> **Solicitud dada**: Prolonga el texto sobre el gobierno y los derechos individuales a partir de su última oración.

> **Documento fuente**:

◆ ◆ ◆ ◆ ◆ ◆ ◆

En un sistema social
legítimo, un particular es legalmente libre de realizar cualquier acto que
quiera (siempre que no viole los derechos de otros), mientras que un
funcionario del gobierno está limitado por ley en cada uno de sus actos
oficiales. Un particular puede hacerlo todo excepto lo que esté legalmente
prohibido; un funcionario del gobierno no puede hacer nada excepto lo que esté
legalmentepermitido.
Ese es el medio por el
que se subordina el “poder” al “derecho”. Ese es el concepto americano de “un
gobierno de leyes y no de hombres”.
La naturaleza de las
leyes apropiadas a una sociedad libre y la fuente de la autoridad de su
gobierno se derivan ambas de la naturaleza y el objetivo de un gobierno
apropiado. El principio básico de ambas está plasmado en la Declaración de
Independencia: “para garantizar estos derechos [individuales], gobiernos se
instituyen entre los hombres, derivando sus justos poderes del consentimiento
de los gobernados. . .”
Dado que la protección
de los derechos individuales es la única finalidad legítima de un gobierno, ése
es el único objeto válido de la legislación: todas las leyes deben estar
basadas en los derechos individuales y buscar su protección. Todas las leyes
deben ser objetivas (y objetivamente justificadas): los hombres deben saber
claramente y antes de hacer algo, qué ley les prohíbe hacerlo (y por qué), qué
constituye un delito, y qué pena incurrirían si lo cometiesen.
La fuente de la
autoridad del gobierno es “el consentimiento de los gobernados”. Eso significa
que el gobierno no es el amo, sino el siervo, el representante de los
ciudadanos; significa que el gobierno como tal no tiene derechos excepto los
derechos que le han sido delegados por los ciudadanos para un propósito
específico.
Sólo hay un principio
básico al que un individuo debe dar su consentimiento si desea vivir en una
sociedad libre y civilizada: el principio de renunciar al uso de la fuerza
física y delegar en el gobierno su derecho a la defensa propia para poder
implementarlo de forma ordenada, objetiva y legalmente definida. O, por decirlo
de otra manera, ese individuo debe aceptar la separación de fuerza y
capricho(cualquier capricho, incluído el suyo propio).
Y ¿qué pasa en caso que
haya desacuerdo entre dos hombres sobre algún asunto en el que ambos están
involucrados?
En una sociedad libre,
los hombres no están obligados a tratar entre sí. Cuando lo hacen es sólo por
acuerdo voluntario y, cuando hay un elemento de tiempo, por contrato. Si un
contrato es incumplido por decisión arbitraria de un hombre, puede causarle
desastrosos daños financieros al otro, y la víctima no tiene otra opción que
tomar la propiedad del causante como compensación.

◆ ◆ ◆ ◆ ◆ ◆ ◆

> **Datos sin procesar**:
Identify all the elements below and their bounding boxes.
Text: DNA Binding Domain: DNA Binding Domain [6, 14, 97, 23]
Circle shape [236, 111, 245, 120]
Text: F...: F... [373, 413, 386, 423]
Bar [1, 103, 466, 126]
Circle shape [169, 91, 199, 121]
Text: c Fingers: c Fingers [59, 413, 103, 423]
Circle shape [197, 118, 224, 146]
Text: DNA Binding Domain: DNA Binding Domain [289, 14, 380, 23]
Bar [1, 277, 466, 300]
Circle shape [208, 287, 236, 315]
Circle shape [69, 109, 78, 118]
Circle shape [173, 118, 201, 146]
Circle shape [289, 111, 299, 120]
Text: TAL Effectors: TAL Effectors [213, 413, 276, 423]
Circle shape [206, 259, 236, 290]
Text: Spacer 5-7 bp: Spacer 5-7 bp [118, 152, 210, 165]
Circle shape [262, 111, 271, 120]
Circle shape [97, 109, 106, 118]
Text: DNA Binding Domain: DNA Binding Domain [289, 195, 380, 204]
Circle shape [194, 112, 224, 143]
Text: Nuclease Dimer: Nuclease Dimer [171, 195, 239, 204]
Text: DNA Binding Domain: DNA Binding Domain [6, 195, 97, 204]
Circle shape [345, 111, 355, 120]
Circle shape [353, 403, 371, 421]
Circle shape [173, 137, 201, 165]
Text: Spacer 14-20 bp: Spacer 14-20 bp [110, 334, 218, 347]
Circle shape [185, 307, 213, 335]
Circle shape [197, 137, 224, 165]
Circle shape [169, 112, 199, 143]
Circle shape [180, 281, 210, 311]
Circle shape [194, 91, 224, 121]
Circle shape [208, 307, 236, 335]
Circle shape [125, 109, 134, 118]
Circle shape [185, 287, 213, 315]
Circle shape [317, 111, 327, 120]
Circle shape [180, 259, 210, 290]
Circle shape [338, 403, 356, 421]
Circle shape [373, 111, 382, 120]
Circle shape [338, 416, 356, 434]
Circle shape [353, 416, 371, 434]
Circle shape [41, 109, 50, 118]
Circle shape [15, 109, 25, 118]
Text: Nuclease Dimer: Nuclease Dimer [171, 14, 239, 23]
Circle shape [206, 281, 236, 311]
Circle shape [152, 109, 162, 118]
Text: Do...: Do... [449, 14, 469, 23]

◆ ◆ ◆ ◆ ◆ ◆ ◆

> **En respuesta**:
Pero, de nuevo, el uso
de la fuerza no puede depender de la decisión de particulares. Lo que nos lleva
a una de las funciones más importantes y más complejas del gobierno: la función
de ser un árbitro que dirime las controversias entre los hombres de acuerdo a
leyes objetivas.
Criminales y
delincuentes son una pequeña minoría en cualquier sociedad medio civilizada.
Pero la protección y el hacer cumplir los contratos a través de los tribunales
de justicia civil es la necesidad más importante de una sociedad pacífica; sin
tal protección, ninguna civilización podría haberse desarrollado o mantenido.
El hombre no puede
sobrevivir, como hacen los animales, actuando sólo para el momento inmediato.
El hombre tiene que proyectar sus metas y alcanzarlas a lo largo del tiempo;
tiene que calcular sus acciones y hacer planes a largo plazo. Cuanto mejor sea
la mente de un hombre y mayor su conocimiento, mayor será el alcance de su
planificación. Cuanto más sofisticada o más compleja sea una civilización,
mayor será el plazo de actividad que requiere – y, por tanto, mayor será la
duración de los contratos entre los hombres, y más urgente su necesidad de
protección para la seguridad de dichos acuerdos.
Ni siquiera una
sociedad primitiva de trueque podría funcionar si un hombre acordara cambiar un
kilo de patatas por una cesta de huevos y, después de haber recibido los
huevos, se negase a entregar las patatas. Piensa en lo que este tipo de acción
caprichosa significaría en una sociedad industrial en la que los hombres
entregan mercancías por valor de miles de millones de dólares a crédito, o
contratan la construcción de estructuras que valen billones de dólares, o
firman contratos de arrendamiento por noventa y nueve años.
El incumplimiento
unilateral de un contrato implica el uso indirecto de la fuerza física:
consiste, en esencia, en que un hombre reciba valores materiales, bienes o
servicios de otro, y luego se niegue a pagar por ellos, quedándose con ellos
por la fuerza (por mera posesión física), no por derecho; es decir,
manteniéndolos sin el consentimiento de su dueño. El fraude implica un uso
similar de fuerza indirecta: consiste en obtener valores materiales sin el
consentimiento de su dueño, bajo falsos pretextos o falsas promesas. La
extorsión es una variante del uso indirecto de la fuerza: consiste en obtener
valores materiales, no a cambio de otros valores, sino por amenaza de fuerza,
violencia o daños.
Algunas de estas
acciones son obviamente criminales. Otras, como el incumplimiento unilateral de
un contrato, puede que no estén criminalmente motivadas, sino que su causa sea
la irresponsabilidad y la irracionalidad; y otras pueden ser asuntos complejos
en los que ambos lados tienen parte de razón. Pero, sea cual sea el caso, todas
esas cuestiones tienen que estar sujetas a leyes definidas objetivamente, y han
de ser resueltas por un árbitro imparcial que aplique las leyes, es decir: por
un juez (y, si procede, por un jurado).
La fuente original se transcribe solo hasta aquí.